» **GIVEN REQUEST**
Every record below should be printed exactly as given.

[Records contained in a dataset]
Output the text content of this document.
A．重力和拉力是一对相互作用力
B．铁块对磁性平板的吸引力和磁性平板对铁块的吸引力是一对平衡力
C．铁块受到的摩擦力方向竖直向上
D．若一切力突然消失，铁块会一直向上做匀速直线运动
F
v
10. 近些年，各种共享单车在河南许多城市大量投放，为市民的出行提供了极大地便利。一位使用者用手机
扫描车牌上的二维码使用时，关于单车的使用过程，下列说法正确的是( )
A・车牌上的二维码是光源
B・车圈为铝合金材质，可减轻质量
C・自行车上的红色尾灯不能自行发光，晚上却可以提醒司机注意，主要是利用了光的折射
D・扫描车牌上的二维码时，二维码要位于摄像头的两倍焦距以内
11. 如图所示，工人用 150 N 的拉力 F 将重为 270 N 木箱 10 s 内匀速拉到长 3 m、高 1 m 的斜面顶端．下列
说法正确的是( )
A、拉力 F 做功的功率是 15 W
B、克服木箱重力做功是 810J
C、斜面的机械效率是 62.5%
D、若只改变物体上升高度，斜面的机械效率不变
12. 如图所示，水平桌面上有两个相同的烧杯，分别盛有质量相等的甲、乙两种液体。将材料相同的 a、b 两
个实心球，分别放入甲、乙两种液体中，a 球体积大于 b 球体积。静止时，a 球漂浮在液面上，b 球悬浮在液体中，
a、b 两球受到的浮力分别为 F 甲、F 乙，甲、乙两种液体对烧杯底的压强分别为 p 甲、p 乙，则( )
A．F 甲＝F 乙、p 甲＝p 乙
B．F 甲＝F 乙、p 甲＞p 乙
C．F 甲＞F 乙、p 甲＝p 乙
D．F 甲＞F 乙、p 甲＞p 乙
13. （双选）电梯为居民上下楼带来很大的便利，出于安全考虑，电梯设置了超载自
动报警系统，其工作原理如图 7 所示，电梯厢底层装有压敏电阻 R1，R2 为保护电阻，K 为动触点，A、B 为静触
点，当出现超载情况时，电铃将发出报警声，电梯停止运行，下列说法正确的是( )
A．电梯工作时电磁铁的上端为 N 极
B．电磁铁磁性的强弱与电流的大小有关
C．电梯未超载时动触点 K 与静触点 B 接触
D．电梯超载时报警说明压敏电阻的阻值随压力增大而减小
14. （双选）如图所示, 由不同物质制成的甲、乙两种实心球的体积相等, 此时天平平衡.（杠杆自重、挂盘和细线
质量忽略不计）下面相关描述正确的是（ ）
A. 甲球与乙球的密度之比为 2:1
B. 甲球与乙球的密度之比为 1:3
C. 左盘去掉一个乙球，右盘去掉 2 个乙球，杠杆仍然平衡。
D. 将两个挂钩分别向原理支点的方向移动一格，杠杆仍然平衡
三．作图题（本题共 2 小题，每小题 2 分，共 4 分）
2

» **TASK SOLUTION**
Output the text content of this document.
A．重力和拉力是一对相互作用力
B．铁块对磁性平板的吸引力和磁性平板对铁块的吸引力是一对平衡力
C．铁块受到的摩擦力方向竖直向上
D．若一切力突然消失，铁块会一直向上做匀速直线运动
F
v
10. 近些年，各种共享单车在河南许多城市大量投放，为市民的出行提供了极大地便利。一位使用者用手机
扫描车牌上的二维码使用时，关于单车的使用过程，下列说法正确的是( )
A・车牌上的二维码是光源
B・车圈为铝合金材质，可减轻质量
C・自行车上的红色尾灯不能自行发光，晚上却可以提醒司机注意，主要是利用了光的折射
D・扫描车牌上的二维码时，二维码要位于摄像头的两倍焦距以内
11. 如图所示，工人用 150 N 的拉力 F 将重为 270 N 木箱 10 s 内匀速拉到长 3 m、高 1 m 的斜面顶端．下列
说法正确的是( )
A、拉力 F 做功的功率是 15 W
B、克服木箱重力做功是 810J
C、斜面的机械效率是 62.5%
D、若只改变物体上升高度，斜面的机械效率不变
12. 如图所示，水平桌面上有两个相同的烧杯，分别盛有质量相等的甲、乙两种液体。将材料相同的 a、b 两
个实心球，分别放入甲、乙两种液体中，a 球体积大于 b 球体积。静止时，a 球漂浮在液面上，b 球悬浮在液体中，
a、b 两球受到的浮力分别为 F 甲、F 乙，甲、乙两种液体对烧杯底的压强分别为 p 甲、p 乙，则( )
A．F 甲＝F 乙、p 甲＝p 乙
B．F 甲＝F 乙、p 甲＞p 乙
C．F 甲＞F 乙、p 甲＝p 乙
D．F 甲＞F 乙、p 甲＞p 乙
13. （双选）电梯为居民上下楼带来很大的便利，出于安全考虑，电梯设置了超载自
动报警系统，其工作原理如图 7 所示，电梯厢底层装有压敏电阻 R1，R2 为保护电阻，K 为动触点，A、B 为静触
点，当出现超载情况时，电铃将发出报警声，电梯停止运行，下列说法正确的是( )
A．电梯工作时电磁铁的上端为 N 极
B．电磁铁磁性的强弱与电流的大小有关
C．电梯未超载时动触点 K 与静触点 B 接触
D．电梯超载时报警说明压敏电阻的阻值随压力增大而减小
14. （双选）如图所示, 由不同物质制成的甲、乙两种实心球的体积相等, 此时天平平衡.（杠杆自重、挂盘和细线
质量忽略不计）下面相关描述正确的是（ ）
A. 甲球与乙球的密度之比为 2:1
B. 甲球与乙球的密度之比为 1:3
C. 左盘去掉一个乙球，右盘去掉 2 个乙球，杠杆仍然平衡。
D. 将两个挂钩分别向原理支点的方向移动一格，杠杆仍然平衡
三．作图题（本题共 2 小题，每小题 2 分，共 4 分）
2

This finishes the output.